TESTO ESTRATTO:
Speciale

Il potere destituente

In una conferenza tenuta ad Atene il 16 novembre 2013 (ma non si tratta di un hapax) Giorgio Agamben, il filosofo dell’inoperosità, introduce, nella sua costellazione teorica, in maniera forse sorprendente, ma probabilmente necessaria, per uscire dall’angolo in cui si era chiuso con le stesse mani (in particolare, con i suoi ultimi lavori più ambiziosi, Altissima povertà e Opus dei, sembrava aver imboccato un vicolo cieco in cui appariva difficile intravedere un margine per l’azione), la nozione di potere destituente.

 

Per noi, è bene essere chiari, Agamben, per la sua capacità di tenere insieme Benjamin, Aristotele, Foucault, Heidegger, è un punto di riferimento ontologico. In effetti, la nozione di potere destituente, ben prima che Agamben la impiegasse esplicitamente, rintraccia nella grammatica della sacertà un terreno ontologico fertile nel quale radicarsi. Per questa ragione l’ultima posizione di Agamben ci stimola a tentare di presentare alcuni dei nostri materiali di lavoro che, da qualche anno, e con una certa, caparbia, disordinata sistematicità, accumuliamo intorno al tema del potere destituente.

 

Il potere destituente rappresenta, innanzitutto, un contraccolpo concettuale per registrare la condizione e la realtà delle forme della politica contemporanea che, riconoscendo la catastrofe cui siamo consegnati, rifiutano sia di lascarsi andare alla logica dell’amministrazione di condominio della politica del potere sia di rinchiudersi nella mera evocazione di un dover-essere fuori dal mondo. In quanto contraccolpo concettuale, è una nozione aperta, fatalmente ambigua, sfuggente, e destinata a formarsi nello svolgersi degli eventi. Propriamente, il potere destituente, quindi, non è un oggetto di studio, ma un dispositivo nel quale la sua definizione è totalmente implicata nella sua manifestazione concreta.

IL TUO OBIETTIVO: Restituisci, copiandolo parola per parola dal testo sul potere destituente, il brano compreso tra "Il potere destituente rappresenta, innanzitutto, un" e "sua manifestazione concreta.", estremi inclusi.

Voci di dati

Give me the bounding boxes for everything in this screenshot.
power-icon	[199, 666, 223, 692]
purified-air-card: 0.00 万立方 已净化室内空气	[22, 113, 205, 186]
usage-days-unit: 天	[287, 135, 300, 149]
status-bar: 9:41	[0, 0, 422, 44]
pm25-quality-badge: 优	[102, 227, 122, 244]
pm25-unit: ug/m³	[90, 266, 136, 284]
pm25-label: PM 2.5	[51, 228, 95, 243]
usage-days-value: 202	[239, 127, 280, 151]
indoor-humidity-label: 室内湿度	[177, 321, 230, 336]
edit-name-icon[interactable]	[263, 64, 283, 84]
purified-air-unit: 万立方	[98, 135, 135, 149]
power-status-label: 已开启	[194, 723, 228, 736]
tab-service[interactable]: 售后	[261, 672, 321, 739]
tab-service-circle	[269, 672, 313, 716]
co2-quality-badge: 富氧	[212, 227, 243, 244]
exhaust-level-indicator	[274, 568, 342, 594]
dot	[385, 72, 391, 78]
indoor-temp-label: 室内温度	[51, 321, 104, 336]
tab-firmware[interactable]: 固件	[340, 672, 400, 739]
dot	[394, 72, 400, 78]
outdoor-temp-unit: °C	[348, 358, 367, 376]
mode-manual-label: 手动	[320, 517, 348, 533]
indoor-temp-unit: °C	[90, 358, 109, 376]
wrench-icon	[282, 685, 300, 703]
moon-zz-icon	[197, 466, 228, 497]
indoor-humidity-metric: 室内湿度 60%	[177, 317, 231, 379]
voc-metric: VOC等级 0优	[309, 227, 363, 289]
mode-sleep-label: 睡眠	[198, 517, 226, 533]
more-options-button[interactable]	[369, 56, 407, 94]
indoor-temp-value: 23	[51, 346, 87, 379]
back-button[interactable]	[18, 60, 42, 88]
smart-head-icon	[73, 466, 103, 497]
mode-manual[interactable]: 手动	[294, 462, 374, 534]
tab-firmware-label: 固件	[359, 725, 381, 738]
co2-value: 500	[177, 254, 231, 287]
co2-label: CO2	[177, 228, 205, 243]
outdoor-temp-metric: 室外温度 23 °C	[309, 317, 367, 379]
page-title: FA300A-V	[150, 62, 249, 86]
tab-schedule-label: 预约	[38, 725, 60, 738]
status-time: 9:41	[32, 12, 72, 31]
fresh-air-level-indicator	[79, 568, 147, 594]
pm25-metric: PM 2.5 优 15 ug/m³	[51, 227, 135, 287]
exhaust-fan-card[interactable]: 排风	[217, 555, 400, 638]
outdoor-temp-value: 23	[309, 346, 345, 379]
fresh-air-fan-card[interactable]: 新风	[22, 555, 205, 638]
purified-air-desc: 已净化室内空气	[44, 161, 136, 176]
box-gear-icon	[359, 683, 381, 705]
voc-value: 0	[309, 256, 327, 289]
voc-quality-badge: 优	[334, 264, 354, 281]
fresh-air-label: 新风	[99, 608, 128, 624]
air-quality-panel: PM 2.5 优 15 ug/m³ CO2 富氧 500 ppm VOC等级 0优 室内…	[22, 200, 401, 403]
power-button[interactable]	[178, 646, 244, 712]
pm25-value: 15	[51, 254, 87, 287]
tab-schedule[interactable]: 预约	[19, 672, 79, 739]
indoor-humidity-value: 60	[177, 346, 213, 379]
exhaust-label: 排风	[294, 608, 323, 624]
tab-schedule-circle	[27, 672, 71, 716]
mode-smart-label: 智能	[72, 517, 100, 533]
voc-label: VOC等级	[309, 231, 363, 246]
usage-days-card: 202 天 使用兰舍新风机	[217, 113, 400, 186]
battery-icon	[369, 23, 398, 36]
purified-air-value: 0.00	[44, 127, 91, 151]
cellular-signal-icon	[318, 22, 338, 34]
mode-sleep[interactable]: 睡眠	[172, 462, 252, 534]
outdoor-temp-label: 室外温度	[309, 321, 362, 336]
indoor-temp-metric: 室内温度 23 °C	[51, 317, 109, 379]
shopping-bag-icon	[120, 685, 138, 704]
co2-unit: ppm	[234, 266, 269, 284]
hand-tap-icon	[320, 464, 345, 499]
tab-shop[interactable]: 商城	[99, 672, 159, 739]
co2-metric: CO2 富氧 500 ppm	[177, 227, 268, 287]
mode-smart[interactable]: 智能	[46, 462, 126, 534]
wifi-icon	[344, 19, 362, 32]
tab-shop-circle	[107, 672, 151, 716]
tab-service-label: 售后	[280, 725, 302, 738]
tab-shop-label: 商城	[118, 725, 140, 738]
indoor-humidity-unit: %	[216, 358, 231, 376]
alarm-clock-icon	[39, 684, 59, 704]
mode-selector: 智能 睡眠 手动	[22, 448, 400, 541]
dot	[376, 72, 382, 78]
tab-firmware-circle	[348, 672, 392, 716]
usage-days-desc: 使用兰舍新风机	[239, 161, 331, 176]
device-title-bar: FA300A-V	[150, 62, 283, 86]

RISPOSTA:
Il potere destituente rappresenta, innanzitutto, un contraccolpo concettuale per registrare la condizione e la realtà delle forme della politica contemporanea che, riconoscendo la catastrofe cui siamo consegnati, rifiutano sia di lascarsi andare alla logica dell’amministrazione di condominio della politica del potere sia di rinchiudersi nella mera evocazione di un dover-essere fuori dal mondo. In quanto contraccolpo concettuale, è una nozione aperta, fatalmente ambigua, sfuggente, e destinata a formarsi nello svolgersi degli eventi. Propriamente, il potere destituente, quindi, non è un oggetto di studio, ma un dispositivo nel quale la sua definizione è totalmente implicata nella sua manifestazione concreta.